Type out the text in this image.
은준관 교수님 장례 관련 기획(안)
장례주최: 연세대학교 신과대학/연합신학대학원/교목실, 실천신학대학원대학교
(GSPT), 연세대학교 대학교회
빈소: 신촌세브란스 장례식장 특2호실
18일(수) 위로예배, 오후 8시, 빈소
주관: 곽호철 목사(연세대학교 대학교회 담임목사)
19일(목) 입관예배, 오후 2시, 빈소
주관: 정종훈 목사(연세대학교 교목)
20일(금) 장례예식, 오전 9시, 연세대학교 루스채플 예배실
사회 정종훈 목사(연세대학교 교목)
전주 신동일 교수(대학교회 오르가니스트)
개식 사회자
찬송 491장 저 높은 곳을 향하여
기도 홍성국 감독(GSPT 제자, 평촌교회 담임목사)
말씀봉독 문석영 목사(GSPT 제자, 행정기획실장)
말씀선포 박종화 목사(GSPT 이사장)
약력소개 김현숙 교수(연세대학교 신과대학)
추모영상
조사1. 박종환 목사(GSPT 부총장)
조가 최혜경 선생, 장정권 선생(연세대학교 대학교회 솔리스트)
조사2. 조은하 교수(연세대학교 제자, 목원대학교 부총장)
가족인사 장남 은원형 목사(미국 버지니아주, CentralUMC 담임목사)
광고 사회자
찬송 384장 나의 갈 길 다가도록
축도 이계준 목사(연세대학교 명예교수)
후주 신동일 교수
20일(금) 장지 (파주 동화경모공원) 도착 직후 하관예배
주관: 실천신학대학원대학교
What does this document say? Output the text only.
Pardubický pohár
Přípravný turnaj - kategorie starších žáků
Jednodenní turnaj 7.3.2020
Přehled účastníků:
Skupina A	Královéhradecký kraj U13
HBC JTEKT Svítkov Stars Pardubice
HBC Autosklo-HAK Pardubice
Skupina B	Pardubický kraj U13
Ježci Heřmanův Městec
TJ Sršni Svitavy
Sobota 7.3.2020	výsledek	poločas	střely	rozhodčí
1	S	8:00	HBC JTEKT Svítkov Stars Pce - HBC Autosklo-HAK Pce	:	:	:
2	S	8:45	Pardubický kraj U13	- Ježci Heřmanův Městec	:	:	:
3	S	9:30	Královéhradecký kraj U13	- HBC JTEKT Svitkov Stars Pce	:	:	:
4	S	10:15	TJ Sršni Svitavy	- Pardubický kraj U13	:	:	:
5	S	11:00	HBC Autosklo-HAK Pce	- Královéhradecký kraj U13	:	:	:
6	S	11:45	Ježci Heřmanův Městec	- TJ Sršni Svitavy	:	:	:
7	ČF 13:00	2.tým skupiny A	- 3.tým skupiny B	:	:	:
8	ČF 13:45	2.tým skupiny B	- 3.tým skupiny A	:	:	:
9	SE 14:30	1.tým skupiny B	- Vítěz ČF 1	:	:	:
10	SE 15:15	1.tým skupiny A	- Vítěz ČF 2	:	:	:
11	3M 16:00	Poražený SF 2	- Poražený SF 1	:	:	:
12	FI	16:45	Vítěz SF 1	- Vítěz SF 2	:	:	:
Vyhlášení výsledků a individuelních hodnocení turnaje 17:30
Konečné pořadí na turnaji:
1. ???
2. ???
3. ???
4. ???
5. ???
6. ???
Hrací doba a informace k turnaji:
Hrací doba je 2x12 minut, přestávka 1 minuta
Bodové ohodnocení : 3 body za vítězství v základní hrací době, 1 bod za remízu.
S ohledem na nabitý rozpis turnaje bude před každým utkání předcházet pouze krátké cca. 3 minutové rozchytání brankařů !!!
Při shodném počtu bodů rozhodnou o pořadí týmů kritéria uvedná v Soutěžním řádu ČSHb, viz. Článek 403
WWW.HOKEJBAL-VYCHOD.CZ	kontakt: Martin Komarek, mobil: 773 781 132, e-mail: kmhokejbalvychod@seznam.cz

What to work on: Copy all of the material word for word.

Solution to this problem:
Type out the text in this image.
은준관 교수님 장례 관련 기획(안)
장례주최: 연세대학교 신과대학/연합신학대학원/교목실, 실천신학대학원대학교
(GSPT), 연세대학교 대학교회
빈소: 신촌세브란스 장례식장 특2호실
18일(수) 위로예배, 오후 8시, 빈소
주관: 곽호철 목사(연세대학교 대학교회 담임목사)
19일(목) 입관예배, 오후 2시, 빈소
주관: 정종훈 목사(연세대학교 교목)
20일(금) 장례예식, 오전 9시, 연세대학교 루스채플 예배실
사회 정종훈 목사(연세대학교 교목)
전주 신동일 교수(대학교회 오르가니스트)
개식 사회자
찬송 491장 저 높은 곳을 향하여
기도 홍성국 감독(GSPT 제자, 평촌교회 담임목사)
말씀봉독 문석영 목사(GSPT 제자, 행정기획실장)
말씀선포 박종화 목사(GSPT 이사장)
약력소개 김현숙 교수(연세대학교 신과대학)
추모영상
조사1. 박종환 목사(GSPT 부총장)
조가 최혜경 선생, 장정권 선생(연세대학교 대학교회 솔리스트)
조사2. 조은하 교수(연세대학교 제자, 목원대학교 부총장)
가족인사 장남 은원형 목사(미국 버지니아주, CentralUMC 담임목사)
광고 사회자
찬송 384장 나의 갈 길 다가도록
축도 이계준 목사(연세대학교 명예교수)
후주 신동일 교수
20일(금) 장지 (파주 동화경모공원) 도착 직후 하관예배
주관: 실천신학대학원대학교
What does this document say? Output the text only.
Pardubický pohár
Přípravný turnaj - kategorie starších žáků
Jednodenní turnaj 7.3.2020
Přehled účastníků:
Skupina A	Královéhradecký kraj U13
HBC JTEKT Svítkov Stars Pardubice
HBC Autosklo-HAK Pardubice
Skupina B	Pardubický kraj U13
Ježci Heřmanův Městec
TJ Sršni Svitavy
Sobota 7.3.2020	výsledek	poločas	střely	rozhodčí
1	S	8:00	HBC JTEKT Svítkov Stars Pce - HBC Autosklo-HAK Pce	:	:	:
2	S	8:45	Pardubický kraj U13	- Ježci Heřmanův Městec	:	:	:
3	S	9:30	Královéhradecký kraj U13	- HBC JTEKT Svitkov Stars Pce	:	:	:
4	S	10:15	TJ Sršni Svitavy	- Pardubický kraj U13	:	:	:
5	S	11:00	HBC Autosklo-HAK Pce	- Královéhradecký kraj U13	:	:	:
6	S	11:45	Ježci Heřmanův Městec	- TJ Sršni Svitavy	:	:	:
7	ČF 13:00	2.tým skupiny A	- 3.tým skupiny B	:	:	:
8	ČF 13:45	2.tým skupiny B	- 3.tým skupiny A	:	:	:
9	SE 14:30	1.tým skupiny B	- Vítěz ČF 1	:	:	:
10	SE 15:15	1.tým skupiny A	- Vítěz ČF 2	:	:	:
11	3M 16:00	Poražený SF 2	- Poražený SF 1	:	:	:
12	FI	16:45	Vítěz SF 1	- Vítěz SF 2	:	:	:
Vyhlášení výsledků a individuelních hodnocení turnaje 17:30
Konečné pořadí na turnaji:
1. ???
2. ???
3. ???
4. ???
5. ???
6. ???
Hrací doba a informace k turnaji:
Hrací doba je 2x12 minut, přestávka 1 minuta
Bodové ohodnocení : 3 body za vítězství v základní hrací době, 1 bod za remízu.
S ohledem na nabitý rozpis turnaje bude před každým utkání předcházet pouze krátké cca. 3 minutové rozchytání brankařů !!!
Při shodném počtu bodů rozhodnou o pořadí týmů kritéria uvedná v Soutěžním řádu ČSHb, viz. Článek 403
WWW.HOKEJBAL-VYCHOD.CZ	kontakt: Martin Komarek, mobil: 773 781 132, e-mail: kmhokejbalvychod@seznam.cz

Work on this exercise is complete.